• [EXCERPTED RECORDS]
◇ ◇ ◇ ◇

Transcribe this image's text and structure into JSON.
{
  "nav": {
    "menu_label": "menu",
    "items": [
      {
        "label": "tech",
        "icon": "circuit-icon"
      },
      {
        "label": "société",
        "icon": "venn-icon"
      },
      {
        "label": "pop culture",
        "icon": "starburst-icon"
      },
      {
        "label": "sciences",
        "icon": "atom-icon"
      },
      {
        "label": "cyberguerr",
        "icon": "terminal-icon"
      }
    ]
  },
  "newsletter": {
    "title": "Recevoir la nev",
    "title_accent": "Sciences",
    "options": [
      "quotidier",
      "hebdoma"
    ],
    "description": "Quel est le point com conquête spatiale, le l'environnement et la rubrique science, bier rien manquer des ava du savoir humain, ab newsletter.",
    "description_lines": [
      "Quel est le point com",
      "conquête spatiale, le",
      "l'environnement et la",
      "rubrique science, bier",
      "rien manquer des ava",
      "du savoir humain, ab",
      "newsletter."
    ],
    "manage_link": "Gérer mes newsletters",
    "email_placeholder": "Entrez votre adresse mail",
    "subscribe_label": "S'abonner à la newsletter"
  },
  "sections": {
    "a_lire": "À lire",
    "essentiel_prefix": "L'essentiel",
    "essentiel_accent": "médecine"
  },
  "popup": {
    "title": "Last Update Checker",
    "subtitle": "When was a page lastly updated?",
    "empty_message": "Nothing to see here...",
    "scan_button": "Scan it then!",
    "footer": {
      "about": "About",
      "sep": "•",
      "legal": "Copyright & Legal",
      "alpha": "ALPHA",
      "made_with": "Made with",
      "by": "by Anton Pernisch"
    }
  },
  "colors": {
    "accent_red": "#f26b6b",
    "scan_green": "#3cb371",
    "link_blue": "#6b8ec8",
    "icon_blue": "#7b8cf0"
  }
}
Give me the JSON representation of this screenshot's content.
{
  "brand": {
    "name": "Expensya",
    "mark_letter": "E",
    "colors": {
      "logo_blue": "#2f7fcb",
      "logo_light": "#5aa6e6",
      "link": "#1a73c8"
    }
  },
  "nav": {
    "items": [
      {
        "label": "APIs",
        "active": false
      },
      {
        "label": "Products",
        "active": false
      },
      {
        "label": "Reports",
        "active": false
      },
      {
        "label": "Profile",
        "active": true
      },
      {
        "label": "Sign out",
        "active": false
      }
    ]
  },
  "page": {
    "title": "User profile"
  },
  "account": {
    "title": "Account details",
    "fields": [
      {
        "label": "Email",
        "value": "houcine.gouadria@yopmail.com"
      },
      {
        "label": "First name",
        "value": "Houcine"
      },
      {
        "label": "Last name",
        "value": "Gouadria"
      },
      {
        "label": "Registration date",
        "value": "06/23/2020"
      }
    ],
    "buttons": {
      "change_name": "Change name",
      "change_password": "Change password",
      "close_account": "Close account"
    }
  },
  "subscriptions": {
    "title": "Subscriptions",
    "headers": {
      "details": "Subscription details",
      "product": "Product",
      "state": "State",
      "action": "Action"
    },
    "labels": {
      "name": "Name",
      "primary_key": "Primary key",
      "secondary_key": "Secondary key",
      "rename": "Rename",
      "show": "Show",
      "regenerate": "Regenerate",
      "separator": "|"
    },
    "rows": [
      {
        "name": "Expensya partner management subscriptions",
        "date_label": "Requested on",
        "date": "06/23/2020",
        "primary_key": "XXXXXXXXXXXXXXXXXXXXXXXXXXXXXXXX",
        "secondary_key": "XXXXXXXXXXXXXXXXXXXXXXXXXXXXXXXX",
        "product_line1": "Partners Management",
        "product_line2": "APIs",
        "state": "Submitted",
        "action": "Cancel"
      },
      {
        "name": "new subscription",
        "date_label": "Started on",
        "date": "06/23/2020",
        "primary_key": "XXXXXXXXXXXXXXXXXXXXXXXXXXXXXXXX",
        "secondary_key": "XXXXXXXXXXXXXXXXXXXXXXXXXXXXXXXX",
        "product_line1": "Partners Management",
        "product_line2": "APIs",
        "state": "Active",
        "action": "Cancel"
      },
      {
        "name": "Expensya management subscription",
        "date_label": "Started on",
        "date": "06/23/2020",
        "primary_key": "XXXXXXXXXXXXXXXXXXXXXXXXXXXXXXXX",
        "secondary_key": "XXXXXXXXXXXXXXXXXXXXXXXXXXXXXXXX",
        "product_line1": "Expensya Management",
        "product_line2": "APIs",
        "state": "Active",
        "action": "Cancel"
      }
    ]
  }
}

◇ ◇ ◇ ◇

• [AIM OF THE TASK] Gather each line from the entries above that includes the word "humain".

• [EXERCISE SOLUTION]
    "description": "Quel est le point com conquête spatiale, le l'environnement et la rubrique science, bier rien manquer des ava du savoir humain, ab newsletter.",
      "du savoir humain, ab",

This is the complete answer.